(Records excerpted from a collection)

▬▬▬

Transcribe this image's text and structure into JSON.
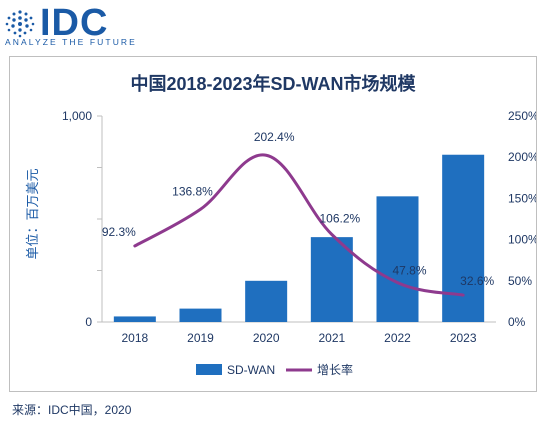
{
  "logo": {
    "brand": "IDC",
    "tagline": "ANALYZE THE FUTURE"
  },
  "source": "来源：IDC中国，2020",
  "colors": {
    "bar": "#1f6fbf",
    "line": "#8e3a8e",
    "axis_text": "#1f3864",
    "label_text": "#1f3864"
  },
  "chart_data": {
    "type": "bar",
    "title": "中国2018-2023年SD-WAN市场规模",
    "ylabel": "单位：百万美元",
    "categories": [
      "2018",
      "2019",
      "2020",
      "2021",
      "2022",
      "2023"
    ],
    "left_axis": {
      "ylim": [
        0,
        1000
      ],
      "ticks": [
        "0",
        "",
        "",
        "",
        "1,000"
      ],
      "tick_values": [
        0,
        250,
        500,
        750,
        1000
      ],
      "label_ticks": [
        {
          "value": 0,
          "label": "0"
        },
        {
          "value": 1000,
          "label": "1,000"
        }
      ]
    },
    "right_axis": {
      "ylim": [
        0,
        250
      ],
      "ticks": [
        {
          "value": 0,
          "label": "0%"
        },
        {
          "value": 50,
          "label": "50%"
        },
        {
          "value": 100,
          "label": "100%"
        },
        {
          "value": 150,
          "label": "150%"
        },
        {
          "value": 200,
          "label": "200%"
        },
        {
          "value": 250,
          "label": "250%"
        }
      ]
    },
    "series": [
      {
        "name": "SD-WAN",
        "type": "bar",
        "axis": "left",
        "values": [
          27,
          65,
          200,
          412,
          610,
          812
        ]
      },
      {
        "name": "增长率",
        "type": "line",
        "axis": "right",
        "values": [
          92.3,
          136.8,
          202.4,
          106.2,
          47.8,
          32.6
        ],
        "data_labels": [
          "92.3%",
          "136.8%",
          "202.4%",
          "106.2%",
          "47.8%",
          "32.6%"
        ]
      }
    ],
    "grid": false,
    "legend": "bottom"
  }
}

▬▬▬

• [TASK GOAL]: Every line is to be duplicated exactly, though pictures stay out.

• [EXERCISE SOLUTION]:
Transcribe this image's text and structure into JSON.
{
  "logo": {
    "brand": "IDC",
    "tagline": "ANALYZE THE FUTURE"
  },
  "source": "来源：IDC中国，2020",
  "colors": {
    "bar": "#1f6fbf",
    "line": "#8e3a8e",
    "axis_text": "#1f3864",
    "label_text": "#1f3864"
  },
  "chart_data": {
    "type": "bar",
    "title": "中国2018-2023年SD-WAN市场规模",
    "ylabel": "单位：百万美元",
    "categories": [
      "2018",
      "2019",
      "2020",
      "2021",
      "2022",
      "2023"
    ],
    "left_axis": {
      "ylim": [
        0,
        1000
      ],
      "ticks": [
        "0",
        "",
        "",
        "",
        "1,000"
      ],
      "tick_values": [
        0,
        250,
        500,
        750,
        1000
      ],
      "label_ticks": [
        {
          "value": 0,
          "label": "0"
        },
        {
          "value": 1000,
          "label": "1,000"
        }
      ]
    },
    "right_axis": {
      "ylim": [
        0,
        250
      ],
      "ticks": [
        {
          "value": 0,
          "label": "0%"
        },
        {
          "value": 50,
          "label": "50%"
        },
        {
          "value": 100,
          "label": "100%"
        },
        {
          "value": 150,
          "label": "150%"
        },
        {
          "value": 200,
          "label": "200%"
        },
        {
          "value": 250,
          "label": "250%"
        }
      ]
    },
    "series": [
      {
        "name": "SD-WAN",
        "type": "bar",
        "axis": "left",
        "values": [
          27,
          65,
          200,
          412,
          610,
          812
        ]
      },
      {
        "name": "增长率",
        "type": "line",
        "axis": "right",
        "values": [
          92.3,
          136.8,
          202.4,
          106.2,
          47.8,
          32.6
        ],
        "data_labels": [
          "92.3%",
          "136.8%",
          "202.4%",
          "106.2%",
          "47.8%",
          "32.6%"
        ]
      }
    ],
    "grid": false,
    "legend": "bottom"
  }
}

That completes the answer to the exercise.